**Exercise goal**
Write out the entire listing below exactly, with the pictures left out.

::: Task data :::

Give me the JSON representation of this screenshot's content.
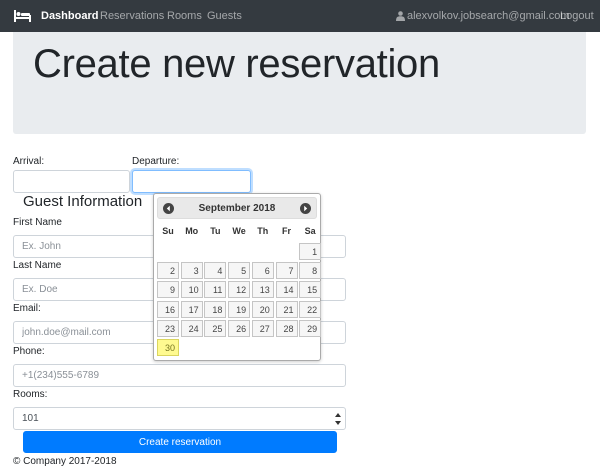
{
  "nav": {
    "brand_icon": "bed-icon",
    "links": [
      "Dashboard",
      "Reservations",
      "Rooms",
      "Guests"
    ],
    "user_email": "alexvolkov.jobsearch@gmail.com",
    "logout": "Logout"
  },
  "page": {
    "title": "Create new reservation"
  },
  "form": {
    "arrival_label": "Arrival:",
    "departure_label": "Departure:",
    "guest_section": "Guest Information",
    "first_name_label": "First Name",
    "first_name_placeholder": "Ex. John",
    "last_name_label": "Last Name",
    "last_name_placeholder": "Ex. Doe",
    "email_label": "Email:",
    "email_placeholder": "john.doe@mail.com",
    "phone_label": "Phone:",
    "phone_placeholder": "+1(234)555-6789",
    "rooms_label": "Rooms:",
    "rooms_value": "101",
    "submit": "Create reservation"
  },
  "datepicker": {
    "month_title": "September 2018",
    "weekdays": [
      "Su",
      "Mo",
      "Tu",
      "We",
      "Th",
      "Fr",
      "Sa"
    ],
    "first_weekday_index": 6,
    "days_in_month": 30,
    "today": 30,
    "prev_icon": "circle-arrow-left-icon",
    "next_icon": "circle-arrow-right-icon"
  },
  "footer": {
    "text": "© Company 2017-2018"
  },
  "colors": {
    "navbar": "#343a40",
    "jumbotron": "#e9ecef",
    "primary": "#007bff",
    "today": "#fffa90"
  }
}
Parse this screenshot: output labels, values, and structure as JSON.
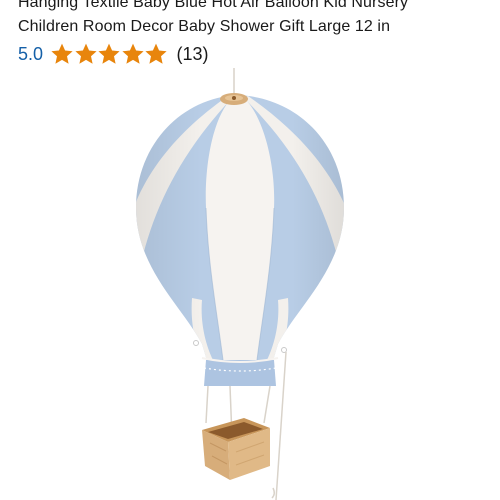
{
  "product": {
    "title_lines": [
      "Hanging Textile Baby Blue Hot Air Balloon Kid Nursery",
      "Children Room Decor Baby Shower Gift Large 12 in"
    ],
    "rating": {
      "value": "5.0",
      "stars_filled": 5,
      "stars_total": 5,
      "review_count": "(13)"
    },
    "image": {
      "subject": "hot-air-balloon-decoration",
      "colors": {
        "stripe_blue": "#b8cde6",
        "stripe_white": "#f6f3f0",
        "wood": "#d7ad7a"
      }
    }
  },
  "colors": {
    "star": "#e8850c",
    "rating_link": "#1560a8",
    "text": "#1a1a1a"
  }
}
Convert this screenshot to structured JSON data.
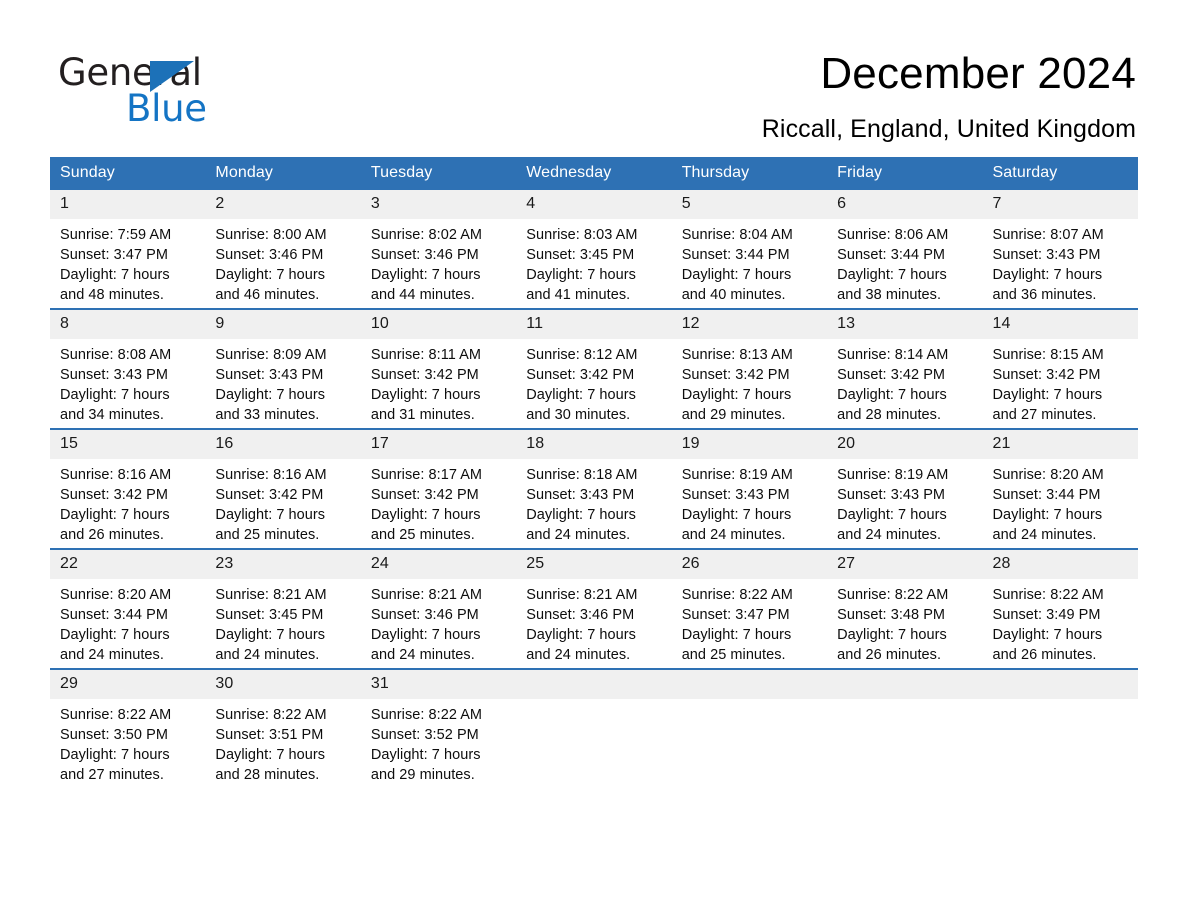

:::

**Solution for this exercise**
Give me the JSON representation of this screenshot's content.
{
  "nav": {
    "brand_icon": "bed-icon",
    "links": [
      "Dashboard",
      "Reservations",
      "Rooms",
      "Guests"
    ],
    "user_email": "alexvolkov.jobsearch@gmail.com",
    "logout": "Logout"
  },
  "page": {
    "title": "Create new reservation"
  },
  "form": {
    "arrival_label": "Arrival:",
    "departure_label": "Departure:",
    "guest_section": "Guest Information",
    "first_name_label": "First Name",
    "first_name_placeholder": "Ex. John",
    "last_name_label": "Last Name",
    "last_name_placeholder": "Ex. Doe",
    "email_label": "Email:",
    "email_placeholder": "john.doe@mail.com",
    "phone_label": "Phone:",
    "phone_placeholder": "+1(234)555-6789",
    "rooms_label": "Rooms:",
    "rooms_value": "101",
    "submit": "Create reservation"
  },
  "datepicker": {
    "month_title": "September 2018",
    "weekdays": [
      "Su",
      "Mo",
      "Tu",
      "We",
      "Th",
      "Fr",
      "Sa"
    ],
    "first_weekday_index": 6,
    "days_in_month": 30,
    "today": 30,
    "prev_icon": "circle-arrow-left-icon",
    "next_icon": "circle-arrow-right-icon"
  },
  "footer": {
    "text": "© Company 2017-2018"
  },
  "colors": {
    "navbar": "#343a40",
    "jumbotron": "#e9ecef",
    "primary": "#007bff",
    "today": "#fffa90"
  }
}
Parse this screenshot: output labels, values, and structure as JSON.
{
  "product": {
    "title_lines": [
      "Hanging Textile Baby Blue Hot Air Balloon Kid Nursery",
      "Children Room Decor Baby Shower Gift Large 12 in"
    ],
    "rating": {
      "value": "5.0",
      "stars_filled": 5,
      "stars_total": 5,
      "review_count": "(13)"
    },
    "image": {
      "subject": "hot-air-balloon-decoration",
      "colors": {
        "stripe_blue": "#b8cde6",
        "stripe_white": "#f6f3f0",
        "wood": "#d7ad7a"
      }
    }
  },
  "colors": {
    "star": "#e8850c",
    "rating_link": "#1560a8",
    "text": "#1a1a1a"
  }
}
Convert this screenshot to structured JSON data.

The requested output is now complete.